◆ **Required work**: Make an exact copy of the records, with the pictures left out.

◆ **Supplied records**:
● ● ● ● ●
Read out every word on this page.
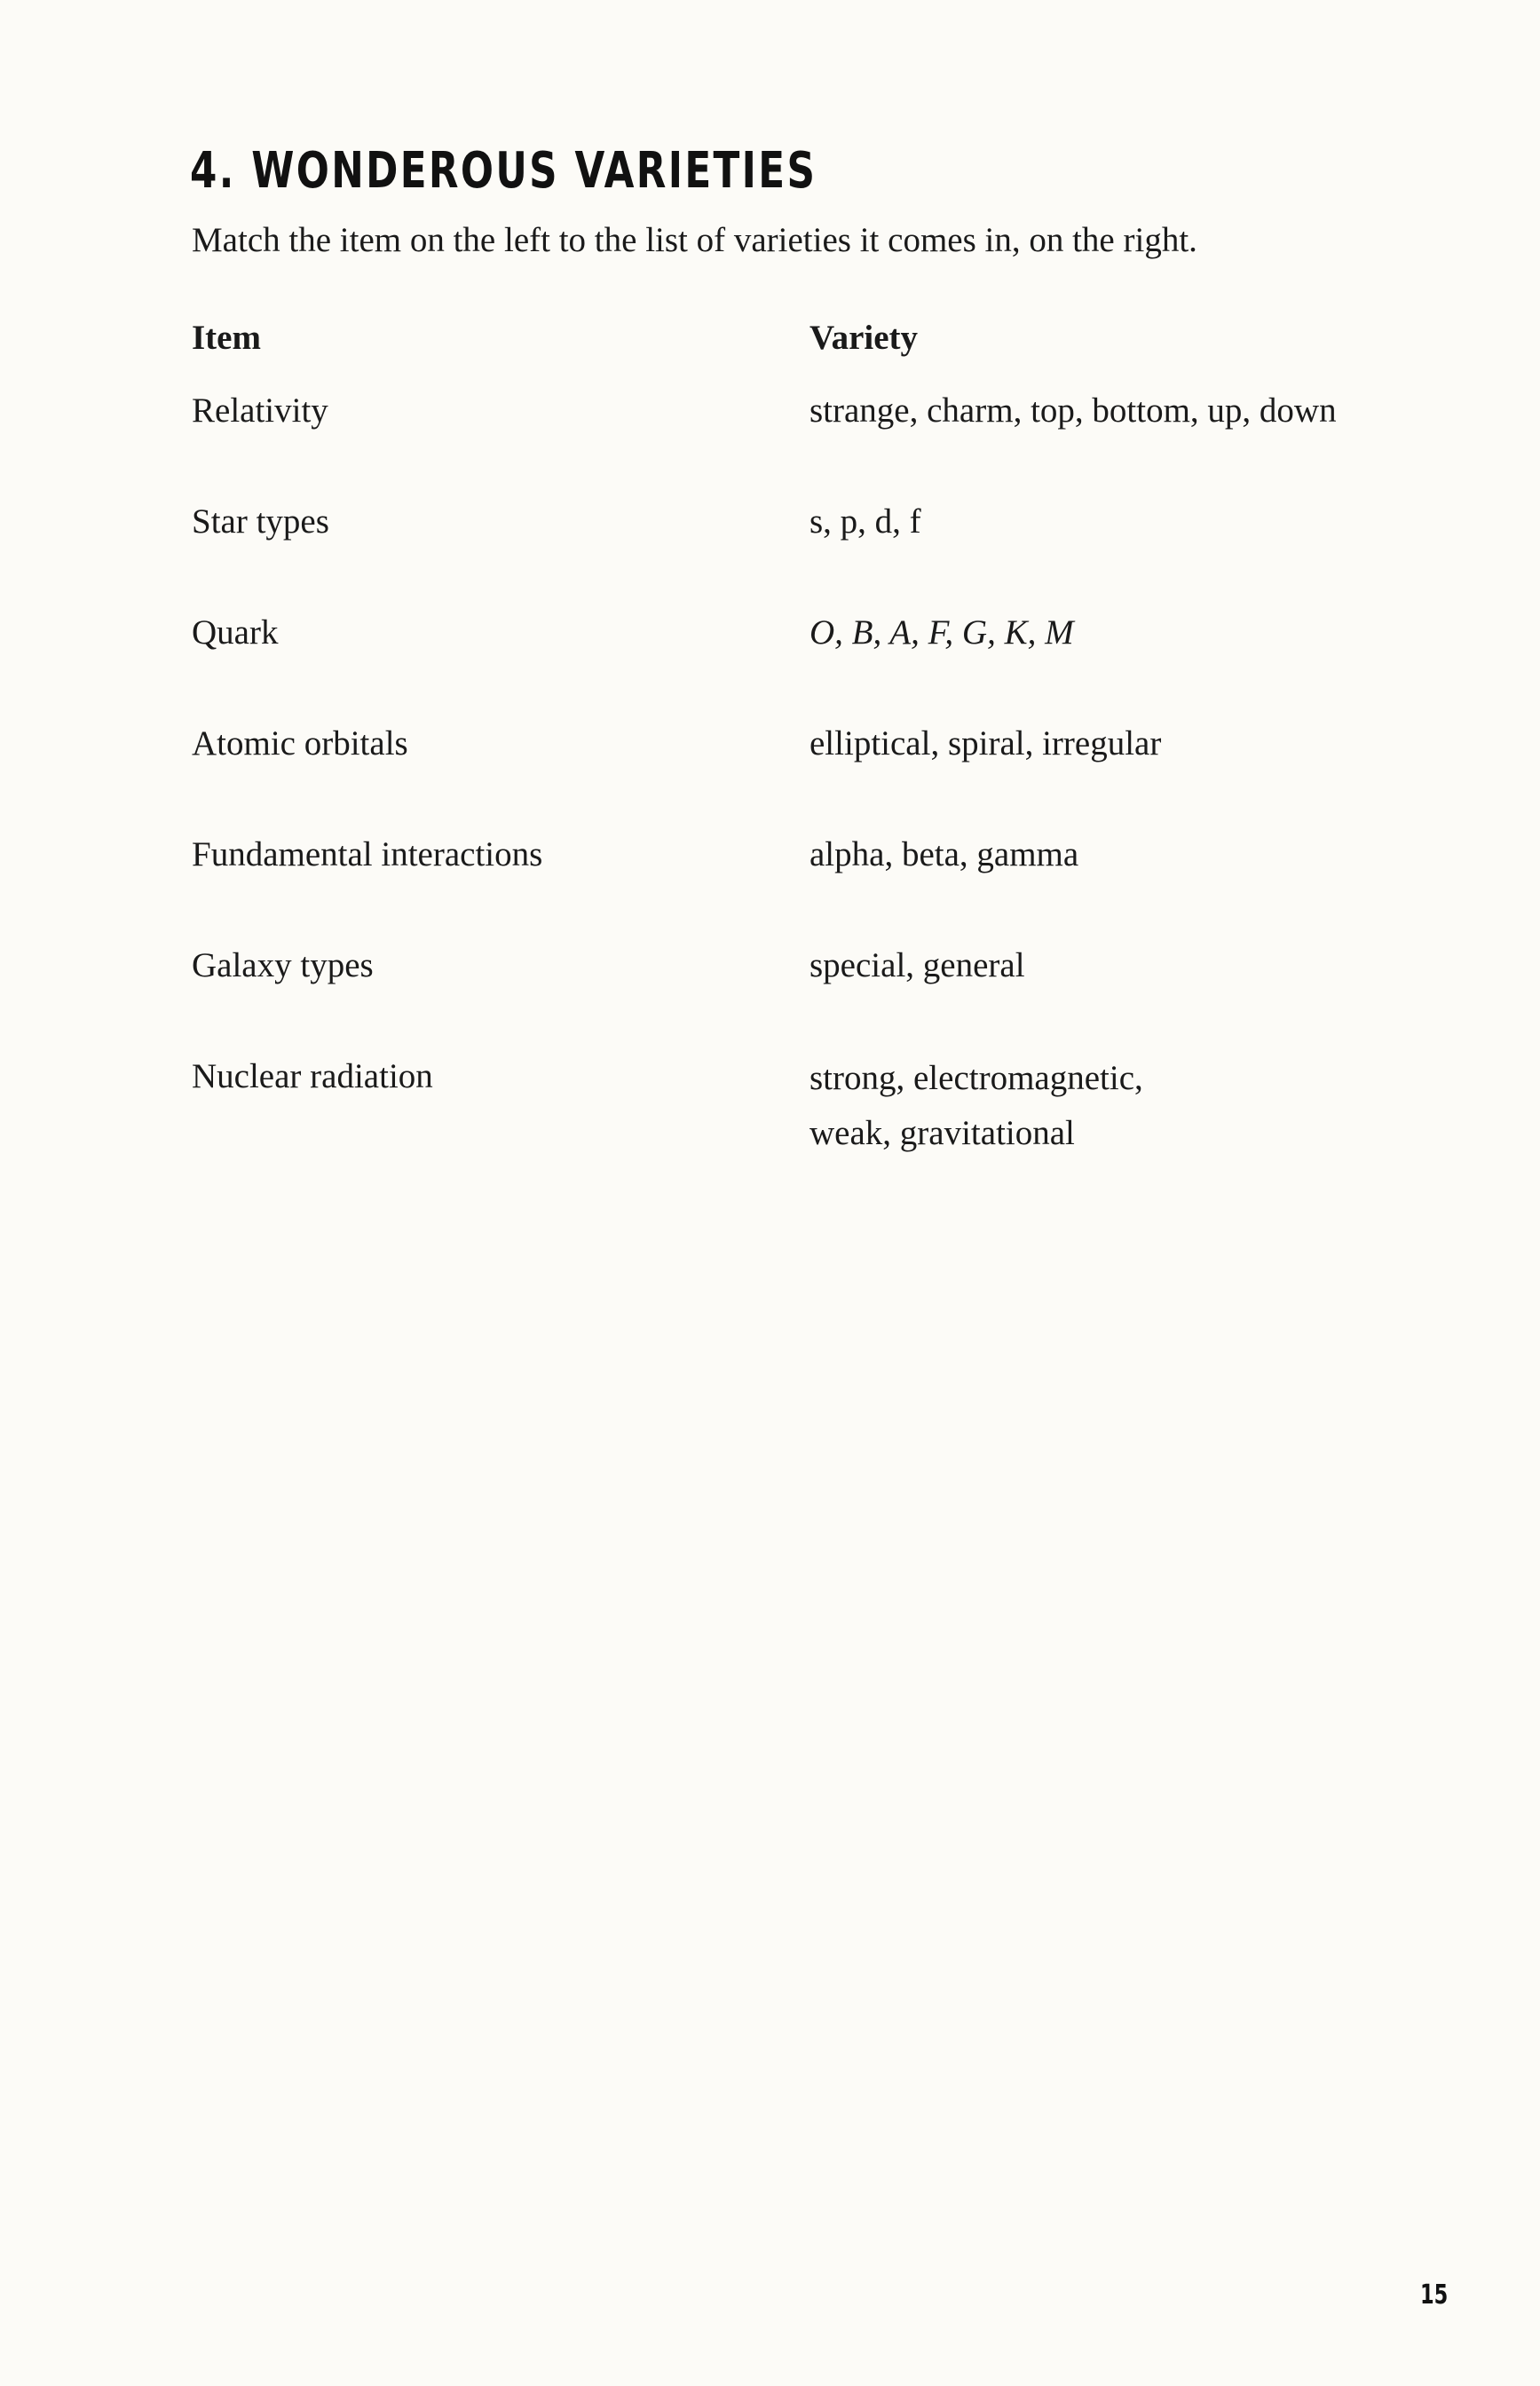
4. WONDEROUS VARIETIES

Match the item on the left to the list of varieties it comes in, on the right.

Item	Variety
Relativity
Star types
Quark
Atomic orbitals
Fundamental interactions
Galaxy types
Nuclear radiation
strange, charm, top, bottom, up, down
s, p, d, f
O, B, A, F, G, K, M
elliptical, spiral, irregular
alpha, beta, gamma
special, general
strong, electromagnetic,
weak, gravitational
15
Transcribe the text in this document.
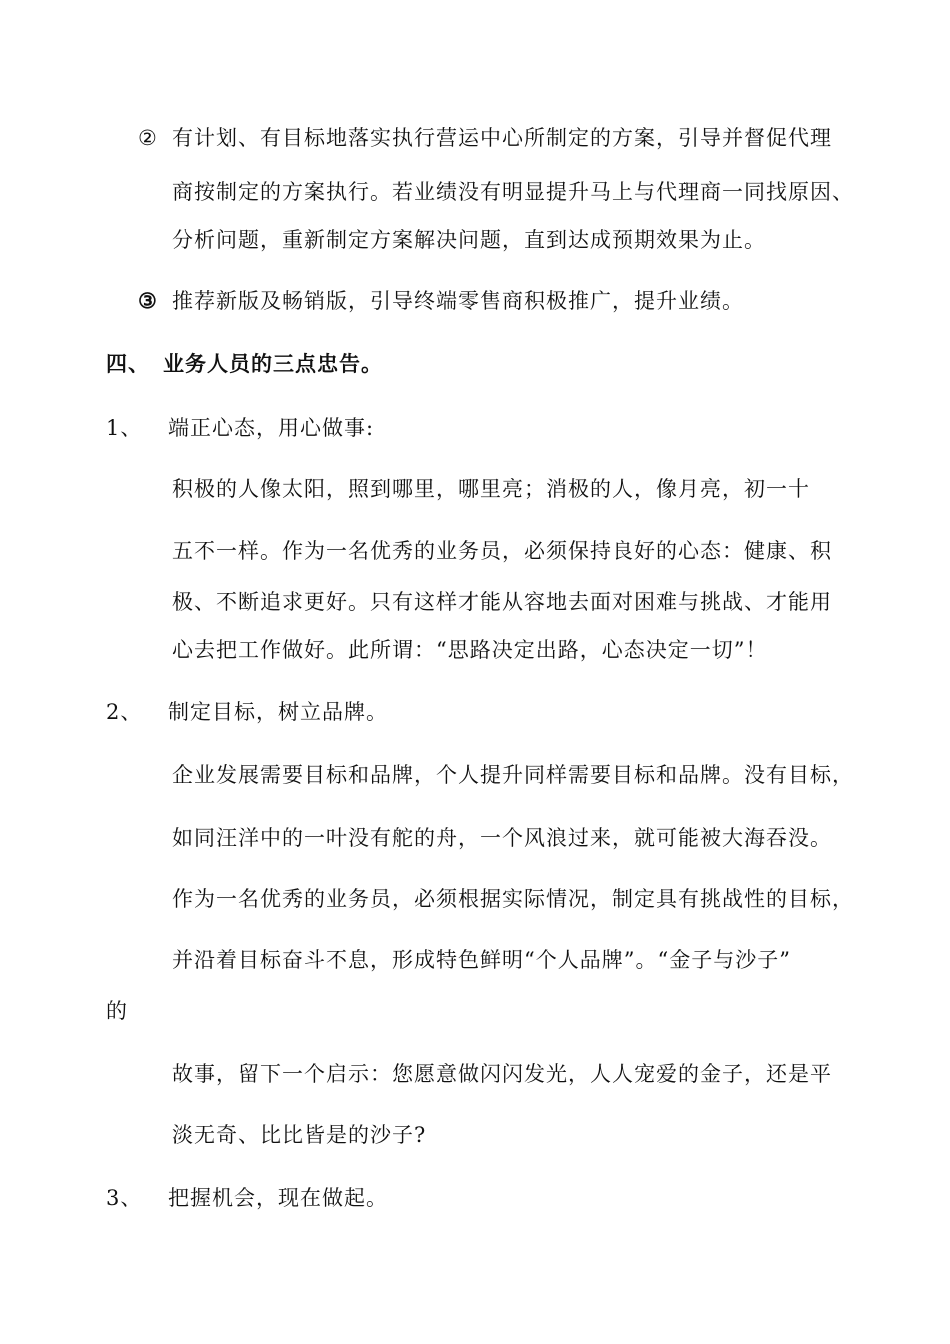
② 有计划、有目标地落实执行营运中心所制定的方案，引导并督促代理
商按制定的方案执行。若业绩没有明显提升马上与代理商一同找原因、
分析问题，重新制定方案解决问题，直到达成预期效果为止。
③ 推荐新版及畅销版，引导终端零售商积极推广，提升业绩。
四、 业务人员的三点忠告。
1、 端正心态，用心做事:
积极的人像太阳，照到哪里，哪里亮；消极的人，像月亮，初一十
五不一样。作为一名优秀的业务员，必须保持良好的心态：健康、积
极、不断追求更好。只有这样才能从容地去面对困难与挑战、才能用
心去把工作做好。此所谓：“思路决定出路，心态决定一切”！
2、 制定目标，树立品牌。
企业发展需要目标和品牌，个人提升同样需要目标和品牌。没有目标，
如同汪洋中的一叶没有舵的舟，一个风浪过来，就可能被大海吞没。
作为一名优秀的业务员，必须根据实际情况，制定具有挑战性的目标，
并沿着目标奋斗不息，形成特色鲜明“个人品牌”。“金子与沙子”
的
故事，留下一个启示：您愿意做闪闪发光，人人宠爱的金子，还是平
淡无奇、比比皆是的沙子?
3、 把握机会，现在做起。
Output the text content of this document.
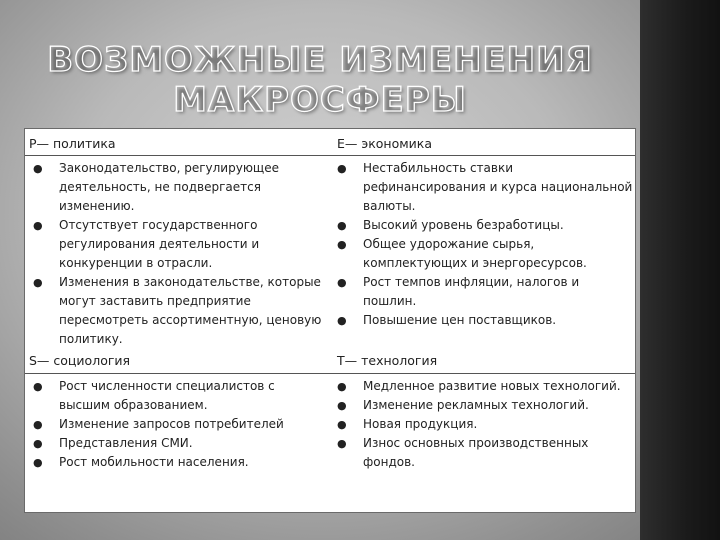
ВОЗМОЖНЫЕ ИЗМЕНЕНИЯ
МАКРОСФЕРЫ
P— политика	E— экономика
● Законодательство, регулирующее деятельность, не подвергается изменению.
● Отсутствует государственного регулирования деятельности и конкуренции в отрасли.
● Изменения в законодательстве, которые могут заставить предприятие пересмотреть ассортиментную, ценовую политику.
● Нестабильность ставки рефинансирования и курса национальной валюты.
● Высокий уровень безработицы.
● Общее удорожание сырья, комплектующих и энергоресурсов.
● Рост темпов инфляции, налогов и пошлин.
● Повышение цен поставщиков.
S— социология	T— технология
● Рост численности специалистов с высшим образованием.
● Изменение запросов потребителей
● Представления СМИ.
● Рост мобильности населения.
● Медленное развитие новых технологий.
● Изменение рекламных технологий.
● Новая продукция.
● Износ основных производственных фондов.
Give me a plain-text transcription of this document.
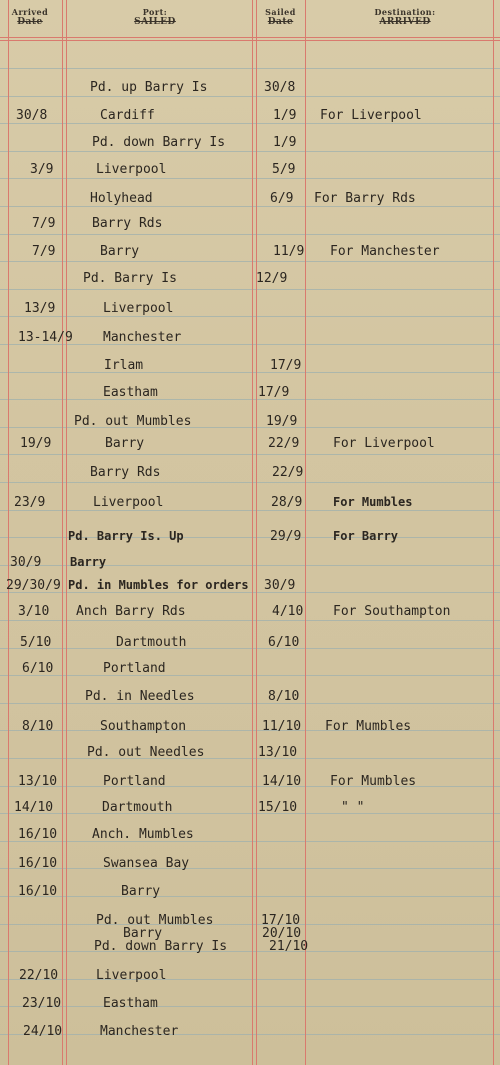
Arrived
Date
Port:
SAILED
Sailed
Date
Destination:
ARRIVED
Pd. up Barry Is	30/8
30/8	Cardiff	1/9 For Liverpool
Pd. down Barry Is	1/9
3/9	Liverpool	5/9
Holyhead	6/9 For Barry Rds
7/9	Barry Rds
7/9	Barry	11/9 For Manchester
Pd. Barry Is	12/9
13/9	Liverpool
13-14/9 Manchester
Irlam	17/9
Eastham	17/9
Pd. out Mumbles	19/9
19/9	Barry	22/9	For Liverpool
Barry Rds	22/9
23/9	Liverpool	28/9	For Mumbles
Pd. Barry Is. Up	29/9	For Barry
30/9 Barry
29/30/9 Pd. in Mumbles for orders 30/9
3/10 Anch Barry Rds	4/10 For Southampton
5/10	Dartmouth	6/10
6/10	Portland
Pd. in Needles	8/10
8/10	Southampton	11/10 For Mumbles
Pd. out Needles	13/10
13/10	Portland	14/10 For Mumbles
14/10	Dartmouth	15/10	" "
16/10	Anch. Mumbles
16/10	Swansea Bay
16/10	Barry
Pd. out Mumbles	17/10
Barry	20/10
Pd. down Barry Is	21/10
22/10	Liverpool
23/10	Eastham
24/10	Manchester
● ● ● ● ●
◆ **Task answer**:
Read out every word on this page.
4. WONDEROUS VARIETIES

Match the item on the left to the list of varieties it comes in, on the right.

Item	Variety
Relativity
Star types
Quark
Atomic orbitals
Fundamental interactions
Galaxy types
Nuclear radiation
strange, charm, top, bottom, up, down
s, p, d, f
O, B, A, F, G, K, M
elliptical, spiral, irregular
alpha, beta, gamma
special, general
strong, electromagnetic,
weak, gravitational
15
Transcribe the text in this document.
② 有计划、有目标地落实执行营运中心所制定的方案，引导并督促代理
商按制定的方案执行。若业绩没有明显提升马上与代理商一同找原因、
分析问题，重新制定方案解决问题，直到达成预期效果为止。
③ 推荐新版及畅销版，引导终端零售商积极推广，提升业绩。
四、 业务人员的三点忠告。
1、 端正心态，用心做事:
积极的人像太阳，照到哪里，哪里亮；消极的人，像月亮，初一十
五不一样。作为一名优秀的业务员，必须保持良好的心态：健康、积
极、不断追求更好。只有这样才能从容地去面对困难与挑战、才能用
心去把工作做好。此所谓：“思路决定出路，心态决定一切”！
2、 制定目标，树立品牌。
企业发展需要目标和品牌，个人提升同样需要目标和品牌。没有目标，
如同汪洋中的一叶没有舵的舟，一个风浪过来，就可能被大海吞没。
作为一名优秀的业务员，必须根据实际情况，制定具有挑战性的目标，
并沿着目标奋斗不息，形成特色鲜明“个人品牌”。“金子与沙子”
的
故事，留下一个启示：您愿意做闪闪发光，人人宠爱的金子，还是平
淡无奇、比比皆是的沙子?
3、 把握机会，现在做起。
Output the text content of this document.
ВОЗМОЖНЫЕ ИЗМЕНЕНИЯ
МАКРОСФЕРЫ
P— политика	E— экономика
● Законодательство, регулирующее деятельность, не подвергается изменению.
● Отсутствует государственного регулирования деятельности и конкуренции в отрасли.
● Изменения в законодательстве, которые могут заставить предприятие пересмотреть ассортиментную, ценовую политику.
● Нестабильность ставки рефинансирования и курса национальной валюты.
● Высокий уровень безработицы.
● Общее удорожание сырья, комплектующих и энергоресурсов.
● Рост темпов инфляции, налогов и пошлин.
● Повышение цен поставщиков.
S— социология	T— технология
● Рост численности специалистов с высшим образованием.
● Изменение запросов потребителей
● Представления СМИ.
● Рост мобильности населения.
● Медленное развитие новых технологий.
● Изменение рекламных технологий.
● Новая продукция.
● Износ основных производственных фондов.
Give me a plain-text transcription of this document.
Arrived
Date
Port:
SAILED
Sailed
Date
Destination:
ARRIVED
Pd. up Barry Is	30/8
30/8	Cardiff	1/9 For Liverpool
Pd. down Barry Is	1/9
3/9	Liverpool	5/9
Holyhead	6/9 For Barry Rds
7/9	Barry Rds
7/9	Barry	11/9 For Manchester
Pd. Barry Is	12/9
13/9	Liverpool
13-14/9 Manchester
Irlam	17/9
Eastham	17/9
Pd. out Mumbles	19/9
19/9	Barry	22/9	For Liverpool
Barry Rds	22/9
23/9	Liverpool	28/9	For Mumbles
Pd. Barry Is. Up	29/9	For Barry
30/9 Barry
29/30/9 Pd. in Mumbles for orders 30/9
3/10 Anch Barry Rds	4/10 For Southampton
5/10	Dartmouth	6/10
6/10	Portland
Pd. in Needles	8/10
8/10	Southampton	11/10 For Mumbles
Pd. out Needles	13/10
13/10	Portland	14/10 For Mumbles
14/10	Dartmouth	15/10	" "
16/10	Anch. Mumbles
16/10	Swansea Bay
16/10	Barry
Pd. out Mumbles	17/10
Barry	20/10
Pd. down Barry Is	21/10
22/10	Liverpool
23/10	Eastham
24/10	Manchester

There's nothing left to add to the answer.